Problem requirements>
Put the lines from the start of the records through the line that contains "member-name: Consumer (1390, 505, 1606, 549)", inclusive, into a Markdown table with a column Row for the row number and a column Line for the line, leaving out blank lines.

********

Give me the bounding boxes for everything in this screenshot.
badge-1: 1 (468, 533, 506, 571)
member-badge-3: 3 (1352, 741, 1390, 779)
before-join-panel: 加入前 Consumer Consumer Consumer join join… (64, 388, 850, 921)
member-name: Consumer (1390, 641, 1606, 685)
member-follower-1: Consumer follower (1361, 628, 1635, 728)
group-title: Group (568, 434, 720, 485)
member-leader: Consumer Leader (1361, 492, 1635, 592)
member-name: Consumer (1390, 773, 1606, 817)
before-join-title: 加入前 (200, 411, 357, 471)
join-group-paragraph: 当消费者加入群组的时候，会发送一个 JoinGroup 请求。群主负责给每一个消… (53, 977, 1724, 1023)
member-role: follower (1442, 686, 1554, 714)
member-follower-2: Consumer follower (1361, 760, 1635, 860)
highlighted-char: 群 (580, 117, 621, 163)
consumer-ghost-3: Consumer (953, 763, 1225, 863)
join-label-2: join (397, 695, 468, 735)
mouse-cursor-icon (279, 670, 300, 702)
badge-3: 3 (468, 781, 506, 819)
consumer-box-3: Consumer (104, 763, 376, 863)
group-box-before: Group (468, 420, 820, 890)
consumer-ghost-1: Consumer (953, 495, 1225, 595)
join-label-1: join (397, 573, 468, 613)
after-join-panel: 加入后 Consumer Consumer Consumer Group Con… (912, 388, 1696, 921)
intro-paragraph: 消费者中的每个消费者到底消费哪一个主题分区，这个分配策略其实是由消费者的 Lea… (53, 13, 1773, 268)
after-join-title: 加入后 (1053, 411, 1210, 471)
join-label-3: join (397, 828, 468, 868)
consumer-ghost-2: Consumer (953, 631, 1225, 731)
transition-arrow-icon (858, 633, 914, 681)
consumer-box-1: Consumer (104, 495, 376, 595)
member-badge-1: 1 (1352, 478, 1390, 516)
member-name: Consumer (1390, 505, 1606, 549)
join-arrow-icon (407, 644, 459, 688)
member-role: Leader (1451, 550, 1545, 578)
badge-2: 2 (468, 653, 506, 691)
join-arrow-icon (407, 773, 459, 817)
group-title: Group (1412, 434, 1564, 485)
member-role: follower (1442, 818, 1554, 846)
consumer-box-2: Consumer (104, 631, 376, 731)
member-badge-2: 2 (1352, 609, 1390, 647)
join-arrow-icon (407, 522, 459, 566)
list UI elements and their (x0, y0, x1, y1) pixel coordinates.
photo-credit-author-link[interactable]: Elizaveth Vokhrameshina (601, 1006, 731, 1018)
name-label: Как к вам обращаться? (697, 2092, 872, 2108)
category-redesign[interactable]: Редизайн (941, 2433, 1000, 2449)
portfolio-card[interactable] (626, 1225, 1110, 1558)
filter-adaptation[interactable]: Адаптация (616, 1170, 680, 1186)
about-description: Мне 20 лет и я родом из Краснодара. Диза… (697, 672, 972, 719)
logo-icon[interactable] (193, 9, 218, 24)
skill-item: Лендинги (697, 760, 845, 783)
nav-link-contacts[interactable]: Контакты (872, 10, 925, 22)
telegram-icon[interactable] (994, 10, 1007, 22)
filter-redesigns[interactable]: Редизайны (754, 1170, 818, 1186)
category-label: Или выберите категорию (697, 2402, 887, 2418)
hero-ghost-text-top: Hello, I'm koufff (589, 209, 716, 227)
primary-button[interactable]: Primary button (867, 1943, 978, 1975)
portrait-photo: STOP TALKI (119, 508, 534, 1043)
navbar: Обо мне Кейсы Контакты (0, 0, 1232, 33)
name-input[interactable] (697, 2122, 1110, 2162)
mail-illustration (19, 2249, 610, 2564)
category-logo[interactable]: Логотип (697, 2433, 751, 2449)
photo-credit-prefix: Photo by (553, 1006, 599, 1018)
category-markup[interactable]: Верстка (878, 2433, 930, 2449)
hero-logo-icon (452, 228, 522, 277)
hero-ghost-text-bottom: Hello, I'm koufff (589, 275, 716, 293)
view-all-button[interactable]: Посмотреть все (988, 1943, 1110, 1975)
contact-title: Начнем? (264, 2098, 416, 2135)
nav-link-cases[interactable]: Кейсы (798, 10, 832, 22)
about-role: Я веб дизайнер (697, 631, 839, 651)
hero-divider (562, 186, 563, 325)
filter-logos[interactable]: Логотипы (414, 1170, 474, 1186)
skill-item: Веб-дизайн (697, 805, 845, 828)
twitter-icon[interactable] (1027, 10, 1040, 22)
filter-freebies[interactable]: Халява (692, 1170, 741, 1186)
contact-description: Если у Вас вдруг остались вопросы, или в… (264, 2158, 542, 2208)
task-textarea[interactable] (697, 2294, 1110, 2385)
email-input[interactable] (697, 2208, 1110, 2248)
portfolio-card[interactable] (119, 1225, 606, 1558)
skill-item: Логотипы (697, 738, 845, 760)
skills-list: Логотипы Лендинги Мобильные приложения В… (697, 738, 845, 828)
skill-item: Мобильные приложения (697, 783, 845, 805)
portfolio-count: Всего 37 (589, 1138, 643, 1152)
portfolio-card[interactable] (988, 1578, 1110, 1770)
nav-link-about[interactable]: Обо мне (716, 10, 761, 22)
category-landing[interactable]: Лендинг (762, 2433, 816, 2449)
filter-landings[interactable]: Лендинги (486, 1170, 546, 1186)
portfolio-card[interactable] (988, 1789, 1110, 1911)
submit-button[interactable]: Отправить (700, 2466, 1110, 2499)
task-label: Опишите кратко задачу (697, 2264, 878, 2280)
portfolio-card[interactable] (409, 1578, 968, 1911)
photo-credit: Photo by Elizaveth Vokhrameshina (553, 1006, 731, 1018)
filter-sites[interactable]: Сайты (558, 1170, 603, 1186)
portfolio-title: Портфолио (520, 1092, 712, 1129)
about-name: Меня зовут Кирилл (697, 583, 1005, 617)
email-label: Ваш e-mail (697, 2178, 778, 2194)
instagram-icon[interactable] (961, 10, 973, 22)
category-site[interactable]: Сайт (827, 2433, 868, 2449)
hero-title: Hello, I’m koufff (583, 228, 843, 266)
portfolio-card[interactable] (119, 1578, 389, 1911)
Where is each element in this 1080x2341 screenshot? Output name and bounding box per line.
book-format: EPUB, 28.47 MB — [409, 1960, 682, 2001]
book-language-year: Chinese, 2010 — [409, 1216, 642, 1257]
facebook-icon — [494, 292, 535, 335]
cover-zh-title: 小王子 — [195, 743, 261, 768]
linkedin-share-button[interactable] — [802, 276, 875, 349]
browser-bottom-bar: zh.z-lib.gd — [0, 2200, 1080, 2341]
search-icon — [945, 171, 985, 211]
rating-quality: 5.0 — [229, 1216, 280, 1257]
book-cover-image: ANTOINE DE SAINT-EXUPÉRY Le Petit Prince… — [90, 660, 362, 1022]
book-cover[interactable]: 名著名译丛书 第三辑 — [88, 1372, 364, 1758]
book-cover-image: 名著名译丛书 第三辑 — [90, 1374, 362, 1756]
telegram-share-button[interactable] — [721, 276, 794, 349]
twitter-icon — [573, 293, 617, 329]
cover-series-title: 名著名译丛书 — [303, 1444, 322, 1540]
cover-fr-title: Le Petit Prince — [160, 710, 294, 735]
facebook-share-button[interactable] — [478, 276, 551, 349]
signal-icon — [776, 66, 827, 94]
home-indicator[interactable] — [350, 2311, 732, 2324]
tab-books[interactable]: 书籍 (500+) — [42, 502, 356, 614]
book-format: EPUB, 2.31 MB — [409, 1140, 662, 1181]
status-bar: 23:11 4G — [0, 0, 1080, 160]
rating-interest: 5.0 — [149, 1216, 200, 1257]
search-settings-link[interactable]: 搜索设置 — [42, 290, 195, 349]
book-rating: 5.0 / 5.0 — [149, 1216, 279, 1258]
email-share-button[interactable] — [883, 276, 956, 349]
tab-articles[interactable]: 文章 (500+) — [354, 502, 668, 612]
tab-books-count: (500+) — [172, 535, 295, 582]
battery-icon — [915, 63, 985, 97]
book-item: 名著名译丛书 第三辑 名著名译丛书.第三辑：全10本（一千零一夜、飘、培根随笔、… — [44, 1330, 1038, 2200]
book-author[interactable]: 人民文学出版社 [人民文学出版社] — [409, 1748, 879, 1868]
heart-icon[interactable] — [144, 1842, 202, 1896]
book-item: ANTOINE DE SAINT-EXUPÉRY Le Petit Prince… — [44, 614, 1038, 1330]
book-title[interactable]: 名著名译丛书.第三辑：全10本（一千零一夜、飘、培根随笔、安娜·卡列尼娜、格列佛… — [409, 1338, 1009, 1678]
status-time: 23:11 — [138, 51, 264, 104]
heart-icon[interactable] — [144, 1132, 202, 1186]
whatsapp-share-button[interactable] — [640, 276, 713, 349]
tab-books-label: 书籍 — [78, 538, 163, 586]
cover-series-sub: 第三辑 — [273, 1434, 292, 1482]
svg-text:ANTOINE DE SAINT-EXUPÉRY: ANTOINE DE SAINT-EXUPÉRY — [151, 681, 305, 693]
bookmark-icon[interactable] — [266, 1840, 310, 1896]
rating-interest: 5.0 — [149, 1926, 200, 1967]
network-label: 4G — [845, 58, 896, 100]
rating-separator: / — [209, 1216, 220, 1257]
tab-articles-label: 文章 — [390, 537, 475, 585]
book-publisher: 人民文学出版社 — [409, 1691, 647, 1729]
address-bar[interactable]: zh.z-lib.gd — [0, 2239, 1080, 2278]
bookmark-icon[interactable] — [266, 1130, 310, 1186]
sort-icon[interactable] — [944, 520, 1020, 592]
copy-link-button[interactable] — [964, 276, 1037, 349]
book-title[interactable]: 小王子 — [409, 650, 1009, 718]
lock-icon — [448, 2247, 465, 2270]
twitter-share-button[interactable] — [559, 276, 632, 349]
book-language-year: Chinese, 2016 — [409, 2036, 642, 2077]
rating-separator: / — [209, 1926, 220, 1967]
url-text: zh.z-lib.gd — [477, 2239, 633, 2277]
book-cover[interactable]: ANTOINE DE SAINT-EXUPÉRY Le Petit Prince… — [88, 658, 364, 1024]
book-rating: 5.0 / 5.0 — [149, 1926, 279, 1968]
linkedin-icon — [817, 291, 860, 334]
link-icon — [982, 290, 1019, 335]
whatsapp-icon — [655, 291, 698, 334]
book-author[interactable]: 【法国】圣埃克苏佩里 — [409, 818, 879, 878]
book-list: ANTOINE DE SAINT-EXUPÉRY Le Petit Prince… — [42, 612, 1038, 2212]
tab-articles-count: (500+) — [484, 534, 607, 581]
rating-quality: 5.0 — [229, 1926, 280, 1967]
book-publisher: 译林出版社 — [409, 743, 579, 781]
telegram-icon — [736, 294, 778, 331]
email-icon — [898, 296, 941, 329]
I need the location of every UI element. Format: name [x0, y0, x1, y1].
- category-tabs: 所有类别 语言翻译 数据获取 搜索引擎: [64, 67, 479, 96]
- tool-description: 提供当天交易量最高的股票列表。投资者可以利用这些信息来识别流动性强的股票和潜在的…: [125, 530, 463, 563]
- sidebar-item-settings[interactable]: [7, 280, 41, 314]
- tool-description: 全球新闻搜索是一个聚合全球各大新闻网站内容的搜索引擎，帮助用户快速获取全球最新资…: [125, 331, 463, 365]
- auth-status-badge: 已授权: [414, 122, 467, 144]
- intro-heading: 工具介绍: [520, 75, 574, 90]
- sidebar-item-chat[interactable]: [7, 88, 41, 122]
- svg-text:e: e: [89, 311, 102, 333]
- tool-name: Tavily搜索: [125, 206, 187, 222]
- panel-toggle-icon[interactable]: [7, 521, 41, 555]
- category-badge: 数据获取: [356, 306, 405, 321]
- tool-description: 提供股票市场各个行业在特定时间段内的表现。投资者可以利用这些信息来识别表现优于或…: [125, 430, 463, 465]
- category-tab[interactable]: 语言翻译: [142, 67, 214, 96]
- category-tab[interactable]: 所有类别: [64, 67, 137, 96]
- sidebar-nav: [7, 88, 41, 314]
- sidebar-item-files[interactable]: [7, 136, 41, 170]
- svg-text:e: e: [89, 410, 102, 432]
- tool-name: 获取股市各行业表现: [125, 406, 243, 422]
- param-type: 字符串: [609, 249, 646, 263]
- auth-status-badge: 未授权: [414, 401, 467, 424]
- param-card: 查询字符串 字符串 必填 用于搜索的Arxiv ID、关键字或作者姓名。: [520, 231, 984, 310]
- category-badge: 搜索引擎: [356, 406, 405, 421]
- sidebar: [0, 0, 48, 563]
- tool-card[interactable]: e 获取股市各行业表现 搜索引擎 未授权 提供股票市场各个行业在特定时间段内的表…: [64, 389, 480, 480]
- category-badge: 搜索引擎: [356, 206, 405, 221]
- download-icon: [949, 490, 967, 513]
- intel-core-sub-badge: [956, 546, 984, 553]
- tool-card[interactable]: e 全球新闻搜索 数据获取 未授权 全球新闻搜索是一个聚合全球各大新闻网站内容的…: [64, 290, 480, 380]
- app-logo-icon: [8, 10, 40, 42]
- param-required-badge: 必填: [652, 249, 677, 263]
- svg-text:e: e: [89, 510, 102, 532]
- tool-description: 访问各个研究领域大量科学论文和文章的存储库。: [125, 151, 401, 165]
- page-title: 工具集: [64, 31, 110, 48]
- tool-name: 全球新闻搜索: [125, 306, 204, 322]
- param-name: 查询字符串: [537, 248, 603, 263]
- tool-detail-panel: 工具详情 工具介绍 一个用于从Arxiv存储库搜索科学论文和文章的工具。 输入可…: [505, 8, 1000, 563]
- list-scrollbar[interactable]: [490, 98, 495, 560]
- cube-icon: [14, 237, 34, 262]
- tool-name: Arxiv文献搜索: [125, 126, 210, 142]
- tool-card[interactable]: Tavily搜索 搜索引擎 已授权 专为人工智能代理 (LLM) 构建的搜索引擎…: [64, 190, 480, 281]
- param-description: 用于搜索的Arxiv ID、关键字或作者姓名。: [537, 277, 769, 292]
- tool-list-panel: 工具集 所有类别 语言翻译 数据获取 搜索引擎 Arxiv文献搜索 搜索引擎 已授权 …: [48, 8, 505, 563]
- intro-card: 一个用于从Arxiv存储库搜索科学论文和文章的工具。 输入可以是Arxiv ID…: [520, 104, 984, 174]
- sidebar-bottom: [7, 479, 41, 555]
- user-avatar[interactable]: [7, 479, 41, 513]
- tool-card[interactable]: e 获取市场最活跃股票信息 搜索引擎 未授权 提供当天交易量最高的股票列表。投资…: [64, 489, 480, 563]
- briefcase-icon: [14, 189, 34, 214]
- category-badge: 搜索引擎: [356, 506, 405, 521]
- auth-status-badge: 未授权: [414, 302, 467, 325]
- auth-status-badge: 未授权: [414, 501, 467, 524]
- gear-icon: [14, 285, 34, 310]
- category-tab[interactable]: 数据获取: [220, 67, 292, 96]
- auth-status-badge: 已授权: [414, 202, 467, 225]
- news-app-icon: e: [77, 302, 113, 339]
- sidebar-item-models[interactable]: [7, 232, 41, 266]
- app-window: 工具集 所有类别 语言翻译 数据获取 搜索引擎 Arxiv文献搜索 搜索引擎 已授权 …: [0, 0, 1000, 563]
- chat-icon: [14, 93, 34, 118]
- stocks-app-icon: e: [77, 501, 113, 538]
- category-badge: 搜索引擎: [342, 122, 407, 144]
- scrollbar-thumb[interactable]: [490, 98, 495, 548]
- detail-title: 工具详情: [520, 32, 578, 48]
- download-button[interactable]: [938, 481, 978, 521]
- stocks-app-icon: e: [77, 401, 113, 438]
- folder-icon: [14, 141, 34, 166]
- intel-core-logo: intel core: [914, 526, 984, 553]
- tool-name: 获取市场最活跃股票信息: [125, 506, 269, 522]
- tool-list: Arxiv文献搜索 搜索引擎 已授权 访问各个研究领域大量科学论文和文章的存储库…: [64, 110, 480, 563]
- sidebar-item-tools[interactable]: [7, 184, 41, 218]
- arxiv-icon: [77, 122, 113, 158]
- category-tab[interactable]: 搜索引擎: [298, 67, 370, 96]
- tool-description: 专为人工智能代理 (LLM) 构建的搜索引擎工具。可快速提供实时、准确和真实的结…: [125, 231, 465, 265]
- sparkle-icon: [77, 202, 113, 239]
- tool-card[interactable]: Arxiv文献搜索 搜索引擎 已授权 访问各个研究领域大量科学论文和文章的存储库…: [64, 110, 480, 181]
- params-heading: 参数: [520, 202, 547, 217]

********

Reply to the task>
| Row | Line |
|---|---|
| 1 | Give me the bounding boxes for everything in this screenshot. |
| 2 | badge-1: 1 (468, 533, 506, 571) |
| 3 | member-badge-3: 3 (1352, 741, 1390, 779) |
| 4 | before-join-panel: 加入前 Consumer Consumer Consumer join join… (64, 388, 850, 921) |
| 5 | member-name: Consumer (1390, 641, 1606, 685) |
| 6 | member-follower-1: Consumer follower (1361, 628, 1635, 728) |
| 7 | group-title: Group (568, 434, 720, 485) |
| 8 | member-leader: Consumer Leader (1361, 492, 1635, 592) |
| 9 | member-name: Consumer (1390, 773, 1606, 817) |
| 10 | before-join-title: 加入前 (200, 411, 357, 471) |
| 11 | join-group-paragraph: 当消费者加入群组的时候，会发送一个 JoinGroup 请求。群主负责给每一个消… (53, 977, 1724, 1023) |
| 12 | member-role: follower (1442, 686, 1554, 714) |
| 13 | member-follower-2: Consumer follower (1361, 760, 1635, 860) |
| 14 | highlighted-char: 群 (580, 117, 621, 163) |
| 15 | consumer-ghost-3: Consumer (953, 763, 1225, 863) |
| 16 | join-label-2: join (397, 695, 468, 735) |
| 17 | mouse-cursor-icon (279, 670, 300, 702) |
| 18 | badge-3: 3 (468, 781, 506, 819) |
| 19 | consumer-box-3: Consumer (104, 763, 376, 863) |
| 20 | group-box-before: Group (468, 420, 820, 890) |
| 21 | consumer-ghost-1: Consumer (953, 495, 1225, 595) |
| 22 | join-label-1: join (397, 573, 468, 613) |
| 23 | after-join-panel: 加入后 Consumer Consumer Consumer Group Con… (912, 388, 1696, 921) |
| 24 | intro-paragraph: 消费者中的每个消费者到底消费哪一个主题分区，这个分配策略其实是由消费者的 Lea… (53, 13, 1773, 268) |
| 25 | after-join-title: 加入后 (1053, 411, 1210, 471) |
| 26 | join-label-3: join (397, 828, 468, 868) |
| 27 | consumer-ghost-2: Consumer (953, 631, 1225, 731) |
| 28 | transition-arrow-icon (858, 633, 914, 681) |
| 29 | consumer-box-1: Consumer (104, 495, 376, 595) |
| 30 | member-badge-1: 1 (1352, 478, 1390, 516) |
| 31 | member-name: Consumer (1390, 505, 1606, 549) |